STATED GOAL:
Print every one of these items again, word for word, without changing any line.

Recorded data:
......

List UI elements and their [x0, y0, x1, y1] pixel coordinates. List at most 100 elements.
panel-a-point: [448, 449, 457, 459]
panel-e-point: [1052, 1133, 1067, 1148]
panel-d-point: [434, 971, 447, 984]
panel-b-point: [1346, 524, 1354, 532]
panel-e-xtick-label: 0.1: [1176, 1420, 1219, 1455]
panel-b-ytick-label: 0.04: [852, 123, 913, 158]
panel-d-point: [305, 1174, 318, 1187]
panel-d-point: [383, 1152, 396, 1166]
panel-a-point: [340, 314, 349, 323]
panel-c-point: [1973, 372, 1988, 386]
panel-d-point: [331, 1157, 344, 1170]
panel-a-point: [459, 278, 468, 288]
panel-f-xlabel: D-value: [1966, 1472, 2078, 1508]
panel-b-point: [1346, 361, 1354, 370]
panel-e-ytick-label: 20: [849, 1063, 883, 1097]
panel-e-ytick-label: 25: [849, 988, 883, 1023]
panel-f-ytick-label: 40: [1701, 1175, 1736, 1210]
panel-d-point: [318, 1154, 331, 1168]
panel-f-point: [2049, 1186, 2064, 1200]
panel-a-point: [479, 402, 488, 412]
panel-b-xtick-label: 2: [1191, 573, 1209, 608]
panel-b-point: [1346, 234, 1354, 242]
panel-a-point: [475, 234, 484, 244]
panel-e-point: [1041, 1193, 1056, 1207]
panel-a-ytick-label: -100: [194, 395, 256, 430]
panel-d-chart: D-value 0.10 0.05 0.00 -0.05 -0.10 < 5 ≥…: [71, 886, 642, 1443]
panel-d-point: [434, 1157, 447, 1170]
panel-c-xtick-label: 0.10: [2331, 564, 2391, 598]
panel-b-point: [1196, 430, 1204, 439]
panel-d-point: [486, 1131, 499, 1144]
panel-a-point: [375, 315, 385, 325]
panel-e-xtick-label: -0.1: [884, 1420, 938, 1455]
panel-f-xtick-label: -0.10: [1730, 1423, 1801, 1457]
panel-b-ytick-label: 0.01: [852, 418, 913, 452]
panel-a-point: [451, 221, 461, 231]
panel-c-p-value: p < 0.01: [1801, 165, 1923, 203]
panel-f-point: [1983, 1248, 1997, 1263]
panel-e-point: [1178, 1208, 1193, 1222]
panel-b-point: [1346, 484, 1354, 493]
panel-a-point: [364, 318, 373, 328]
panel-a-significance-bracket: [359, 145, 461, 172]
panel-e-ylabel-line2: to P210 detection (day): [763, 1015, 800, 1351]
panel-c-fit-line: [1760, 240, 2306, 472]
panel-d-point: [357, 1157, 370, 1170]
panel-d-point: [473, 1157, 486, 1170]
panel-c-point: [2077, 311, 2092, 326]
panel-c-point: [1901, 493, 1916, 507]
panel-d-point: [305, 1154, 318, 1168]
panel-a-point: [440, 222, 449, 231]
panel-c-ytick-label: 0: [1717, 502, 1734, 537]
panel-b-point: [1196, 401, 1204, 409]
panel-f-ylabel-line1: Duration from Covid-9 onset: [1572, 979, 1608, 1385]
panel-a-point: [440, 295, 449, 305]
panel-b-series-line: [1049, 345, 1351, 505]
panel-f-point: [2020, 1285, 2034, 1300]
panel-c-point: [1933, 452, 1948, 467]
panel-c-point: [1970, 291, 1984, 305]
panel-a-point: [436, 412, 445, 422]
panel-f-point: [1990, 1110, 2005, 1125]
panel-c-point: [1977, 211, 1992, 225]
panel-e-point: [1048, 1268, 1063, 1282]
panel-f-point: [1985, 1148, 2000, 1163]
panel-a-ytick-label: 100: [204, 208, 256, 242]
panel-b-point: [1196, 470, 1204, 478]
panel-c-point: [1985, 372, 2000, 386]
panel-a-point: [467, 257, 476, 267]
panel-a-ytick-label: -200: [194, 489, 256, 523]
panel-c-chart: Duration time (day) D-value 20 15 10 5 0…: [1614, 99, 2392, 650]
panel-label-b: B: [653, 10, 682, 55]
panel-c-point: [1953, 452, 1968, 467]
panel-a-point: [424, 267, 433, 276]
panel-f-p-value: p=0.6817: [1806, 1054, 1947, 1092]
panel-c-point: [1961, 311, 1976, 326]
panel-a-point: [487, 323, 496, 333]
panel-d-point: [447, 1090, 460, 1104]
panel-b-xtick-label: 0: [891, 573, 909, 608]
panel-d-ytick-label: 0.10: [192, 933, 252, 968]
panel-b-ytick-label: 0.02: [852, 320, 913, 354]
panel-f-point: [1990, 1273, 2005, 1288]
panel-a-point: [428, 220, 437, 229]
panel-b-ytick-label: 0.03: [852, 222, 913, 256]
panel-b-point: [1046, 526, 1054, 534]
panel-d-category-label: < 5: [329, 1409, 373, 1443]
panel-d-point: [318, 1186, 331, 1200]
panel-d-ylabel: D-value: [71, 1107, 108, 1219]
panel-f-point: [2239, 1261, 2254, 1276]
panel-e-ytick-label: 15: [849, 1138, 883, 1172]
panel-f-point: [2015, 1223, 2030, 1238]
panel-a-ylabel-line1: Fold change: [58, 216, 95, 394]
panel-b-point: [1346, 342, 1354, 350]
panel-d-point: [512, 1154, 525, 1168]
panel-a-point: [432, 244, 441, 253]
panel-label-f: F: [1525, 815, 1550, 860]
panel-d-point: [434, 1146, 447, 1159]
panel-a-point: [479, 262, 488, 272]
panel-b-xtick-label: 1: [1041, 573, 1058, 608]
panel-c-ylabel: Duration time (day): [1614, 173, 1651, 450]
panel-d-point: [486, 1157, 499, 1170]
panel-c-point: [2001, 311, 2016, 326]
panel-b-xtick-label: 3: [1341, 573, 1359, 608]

......

SOLUTION:
List UI elements and their [x0, y0, x1, y1] pixel coordinates. List at most 100 elements.
panel-a-point: [448, 449, 457, 459]
panel-e-point: [1052, 1133, 1067, 1148]
panel-d-point: [434, 971, 447, 984]
panel-b-point: [1346, 524, 1354, 532]
panel-e-xtick-label: 0.1: [1176, 1420, 1219, 1455]
panel-b-ytick-label: 0.04: [852, 123, 913, 158]
panel-d-point: [305, 1174, 318, 1187]
panel-d-point: [383, 1152, 396, 1166]
panel-a-point: [340, 314, 349, 323]
panel-c-point: [1973, 372, 1988, 386]
panel-d-point: [331, 1157, 344, 1170]
panel-a-point: [459, 278, 468, 288]
panel-f-xlabel: D-value: [1966, 1472, 2078, 1508]
panel-b-point: [1346, 361, 1354, 370]
panel-e-ytick-label: 20: [849, 1063, 883, 1097]
panel-e-ytick-label: 25: [849, 988, 883, 1023]
panel-f-ytick-label: 40: [1701, 1175, 1736, 1210]
panel-d-point: [318, 1154, 331, 1168]
panel-f-point: [2049, 1186, 2064, 1200]
panel-a-point: [479, 402, 488, 412]
panel-b-xtick-label: 2: [1191, 573, 1209, 608]
panel-b-point: [1346, 234, 1354, 242]
panel-a-point: [475, 234, 484, 244]
panel-e-point: [1041, 1193, 1056, 1207]
panel-a-ytick-label: -100: [194, 395, 256, 430]
panel-d-chart: D-value 0.10 0.05 0.00 -0.05 -0.10 < 5 ≥…: [71, 886, 642, 1443]
panel-d-point: [434, 1157, 447, 1170]
panel-c-xtick-label: 0.10: [2331, 564, 2391, 598]
panel-b-point: [1196, 430, 1204, 439]
panel-d-point: [486, 1131, 499, 1144]
panel-a-point: [375, 315, 385, 325]
panel-e-xtick-label: -0.1: [884, 1420, 938, 1455]
panel-f-xtick-label: -0.10: [1730, 1423, 1801, 1457]
panel-b-ytick-label: 0.01: [852, 418, 913, 452]
panel-a-point: [451, 221, 461, 231]
panel-c-p-value: p < 0.01: [1801, 165, 1923, 203]
panel-f-point: [1983, 1248, 1997, 1263]
panel-e-point: [1178, 1208, 1193, 1222]
panel-b-point: [1346, 484, 1354, 493]
panel-a-point: [364, 318, 373, 328]
panel-a-significance-bracket: [359, 145, 461, 172]
panel-e-ylabel-line2: to P210 detection (day): [763, 1015, 800, 1351]
panel-c-fit-line: [1760, 240, 2306, 472]
panel-d-point: [357, 1157, 370, 1170]
panel-d-point: [473, 1157, 486, 1170]
panel-c-point: [2077, 311, 2092, 326]
panel-c-point: [1901, 493, 1916, 507]
panel-d-point: [305, 1154, 318, 1168]
panel-a-point: [440, 222, 449, 231]
panel-c-ytick-label: 0: [1717, 502, 1734, 537]
panel-b-point: [1196, 401, 1204, 409]
panel-f-ylabel-line1: Duration from Covid-9 onset: [1572, 979, 1608, 1385]
panel-a-point: [440, 295, 449, 305]
panel-b-series-line: [1049, 345, 1351, 505]
panel-f-point: [2020, 1285, 2034, 1300]
panel-c-point: [1933, 452, 1948, 467]
panel-c-point: [1970, 291, 1984, 305]
panel-a-point: [436, 412, 445, 422]
panel-f-point: [1990, 1110, 2005, 1125]
panel-c-point: [1977, 211, 1992, 225]
panel-e-point: [1048, 1268, 1063, 1282]
panel-f-point: [1985, 1148, 2000, 1163]
panel-a-ytick-label: 100: [204, 208, 256, 242]
panel-b-point: [1196, 470, 1204, 478]
panel-c-point: [1985, 372, 2000, 386]
panel-a-point: [467, 257, 476, 267]
panel-a-ytick-label: -200: [194, 489, 256, 523]
panel-c-chart: Duration time (day) D-value 20 15 10 5 0…: [1614, 99, 2392, 650]
panel-label-b: B: [653, 10, 682, 55]
panel-c-point: [1953, 452, 1968, 467]
panel-a-point: [424, 267, 433, 276]
panel-f-p-value: p=0.6817: [1806, 1054, 1947, 1092]
panel-c-point: [1961, 311, 1976, 326]
panel-a-point: [487, 323, 496, 333]
panel-d-point: [447, 1090, 460, 1104]
panel-b-xtick-label: 0: [891, 573, 909, 608]
panel-d-ytick-label: 0.10: [192, 933, 252, 968]
panel-b-ytick-label: 0.02: [852, 320, 913, 354]
panel-f-point: [1990, 1273, 2005, 1288]
panel-a-point: [428, 220, 437, 229]
panel-b-ytick-label: 0.03: [852, 222, 913, 256]
panel-b-point: [1046, 526, 1054, 534]
panel-d-category-label: < 5: [329, 1409, 373, 1443]
panel-d-point: [318, 1186, 331, 1200]
panel-d-ylabel: D-value: [71, 1107, 108, 1219]
panel-f-point: [2239, 1261, 2254, 1276]
panel-e-ytick-label: 15: [849, 1138, 883, 1172]
panel-f-point: [2015, 1223, 2030, 1238]
panel-a-ylabel-line1: Fold change: [58, 216, 95, 394]
panel-b-point: [1346, 342, 1354, 350]
panel-d-point: [512, 1154, 525, 1168]
panel-a-point: [432, 244, 441, 253]
panel-label-f: F: [1525, 815, 1550, 860]
panel-d-point: [434, 1146, 447, 1159]
panel-a-point: [479, 262, 488, 272]
panel-b-xtick-label: 1: [1041, 573, 1058, 608]
panel-c-ylabel: Duration time (day): [1614, 173, 1651, 450]
panel-d-point: [486, 1157, 499, 1170]
panel-c-point: [2001, 311, 2016, 326]
panel-b-xtick-label: 3: [1341, 573, 1359, 608]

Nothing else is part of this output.